## [Supplied records]
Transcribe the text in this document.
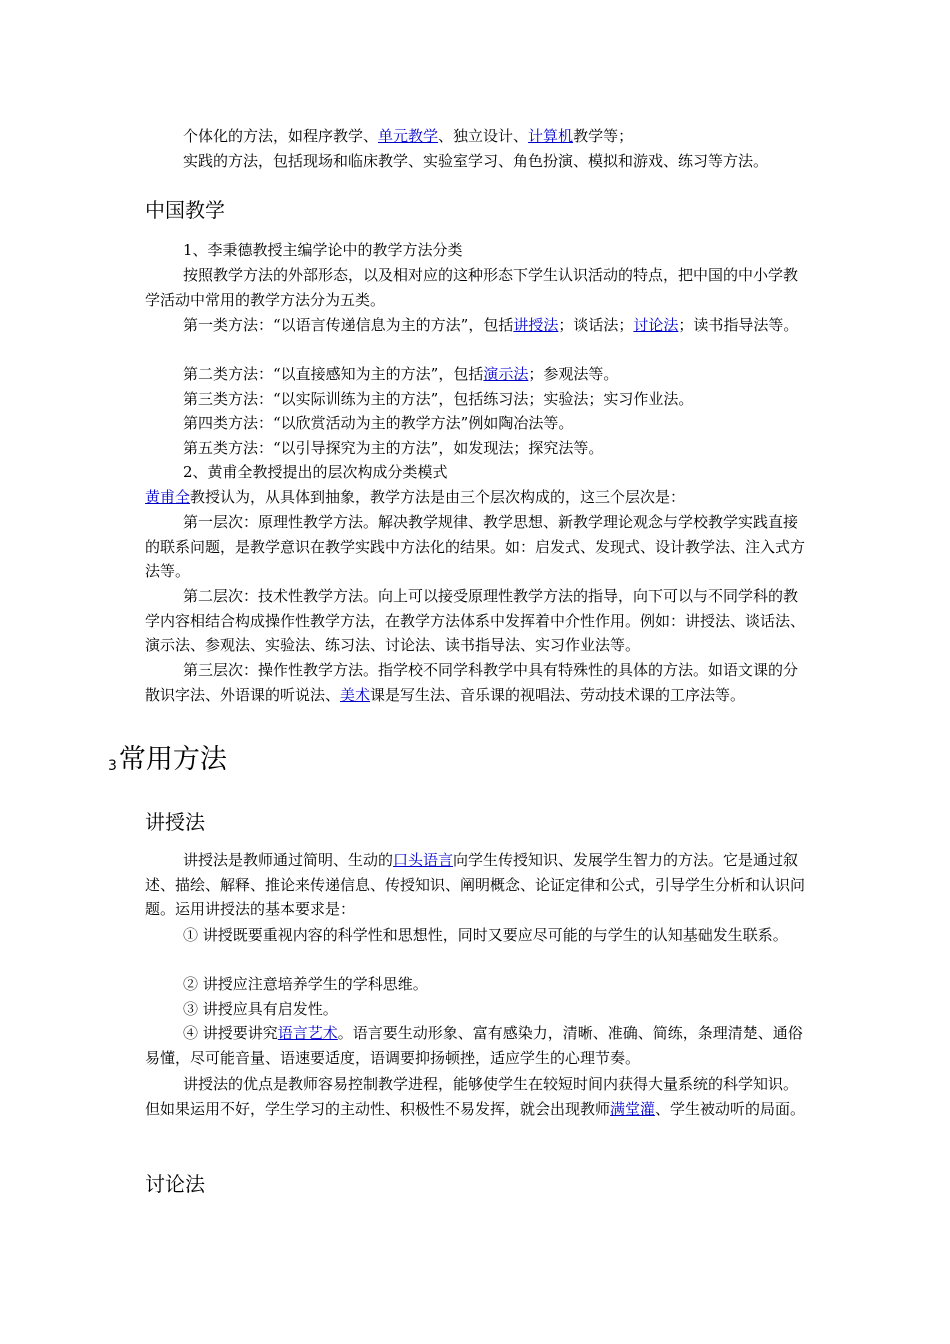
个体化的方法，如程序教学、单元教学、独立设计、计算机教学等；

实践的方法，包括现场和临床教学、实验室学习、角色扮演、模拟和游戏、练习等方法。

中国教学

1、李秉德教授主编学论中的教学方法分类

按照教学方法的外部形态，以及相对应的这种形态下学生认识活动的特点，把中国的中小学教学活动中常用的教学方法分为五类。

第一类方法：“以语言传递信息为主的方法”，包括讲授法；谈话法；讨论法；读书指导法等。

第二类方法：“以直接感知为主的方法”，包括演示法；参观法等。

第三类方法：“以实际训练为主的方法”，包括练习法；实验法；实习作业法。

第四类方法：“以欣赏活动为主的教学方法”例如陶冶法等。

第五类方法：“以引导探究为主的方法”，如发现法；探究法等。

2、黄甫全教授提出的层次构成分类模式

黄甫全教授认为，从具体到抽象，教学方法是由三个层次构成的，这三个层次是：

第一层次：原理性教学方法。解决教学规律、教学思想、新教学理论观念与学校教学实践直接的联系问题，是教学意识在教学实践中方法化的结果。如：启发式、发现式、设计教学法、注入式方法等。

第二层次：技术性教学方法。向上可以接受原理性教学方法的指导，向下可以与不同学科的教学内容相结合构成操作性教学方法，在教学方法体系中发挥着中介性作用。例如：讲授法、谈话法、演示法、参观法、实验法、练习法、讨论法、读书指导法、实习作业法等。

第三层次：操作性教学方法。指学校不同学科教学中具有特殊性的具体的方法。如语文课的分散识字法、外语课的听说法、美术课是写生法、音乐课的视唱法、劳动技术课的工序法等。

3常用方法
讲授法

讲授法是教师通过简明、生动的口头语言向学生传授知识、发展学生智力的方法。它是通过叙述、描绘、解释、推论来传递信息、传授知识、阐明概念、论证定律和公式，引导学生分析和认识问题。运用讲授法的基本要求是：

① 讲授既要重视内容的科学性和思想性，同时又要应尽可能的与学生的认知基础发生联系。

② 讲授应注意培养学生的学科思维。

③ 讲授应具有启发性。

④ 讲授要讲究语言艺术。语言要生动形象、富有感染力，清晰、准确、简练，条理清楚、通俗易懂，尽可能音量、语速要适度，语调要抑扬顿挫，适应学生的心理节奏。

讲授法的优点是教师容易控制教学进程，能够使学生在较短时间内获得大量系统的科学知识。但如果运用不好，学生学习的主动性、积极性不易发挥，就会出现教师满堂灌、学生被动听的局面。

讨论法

--

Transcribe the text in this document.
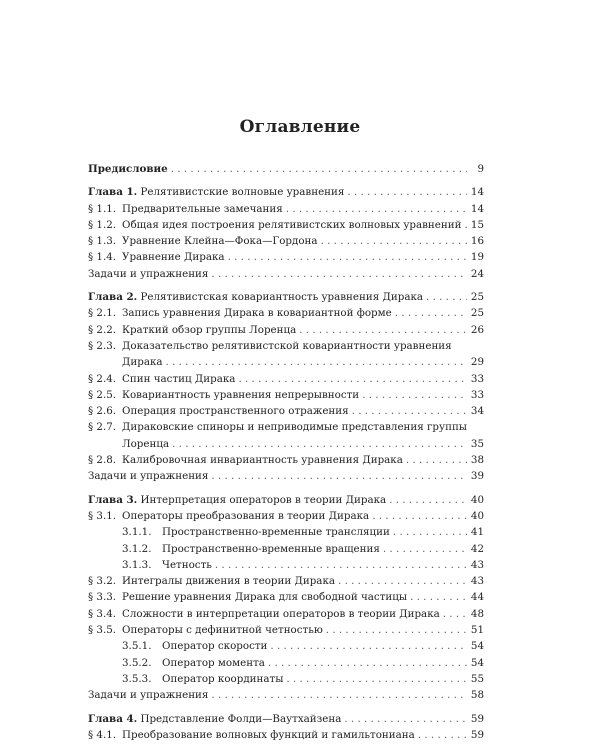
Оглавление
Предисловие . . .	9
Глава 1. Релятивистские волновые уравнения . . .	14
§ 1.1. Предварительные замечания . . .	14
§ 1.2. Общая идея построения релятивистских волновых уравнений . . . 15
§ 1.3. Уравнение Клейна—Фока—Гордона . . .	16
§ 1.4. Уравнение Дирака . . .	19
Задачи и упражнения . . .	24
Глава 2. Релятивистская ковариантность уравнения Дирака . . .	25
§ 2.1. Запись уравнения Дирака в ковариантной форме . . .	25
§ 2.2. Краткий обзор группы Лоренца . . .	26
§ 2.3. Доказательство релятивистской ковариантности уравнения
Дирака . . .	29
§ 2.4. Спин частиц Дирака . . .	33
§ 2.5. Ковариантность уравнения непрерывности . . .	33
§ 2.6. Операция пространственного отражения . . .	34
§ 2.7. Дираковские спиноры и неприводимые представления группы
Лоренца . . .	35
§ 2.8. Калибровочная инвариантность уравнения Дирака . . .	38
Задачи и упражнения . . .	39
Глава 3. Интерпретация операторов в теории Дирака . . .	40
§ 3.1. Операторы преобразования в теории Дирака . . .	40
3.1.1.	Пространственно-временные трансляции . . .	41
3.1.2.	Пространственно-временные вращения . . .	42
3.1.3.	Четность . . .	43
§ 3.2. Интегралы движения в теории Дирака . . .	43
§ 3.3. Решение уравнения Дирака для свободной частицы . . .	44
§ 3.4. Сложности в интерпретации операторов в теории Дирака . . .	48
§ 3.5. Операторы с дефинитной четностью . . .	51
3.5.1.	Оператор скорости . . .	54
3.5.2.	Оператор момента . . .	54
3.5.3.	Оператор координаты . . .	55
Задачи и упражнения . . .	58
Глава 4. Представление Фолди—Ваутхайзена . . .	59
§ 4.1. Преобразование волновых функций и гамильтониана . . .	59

## [Exercise task]
Scan the records above for the string "упражнения", then report every line that contains it.

## [Task output]
Задачи и упражнения . . .	24
Задачи и упражнения . . .	39
Задачи и упражнения . . .	58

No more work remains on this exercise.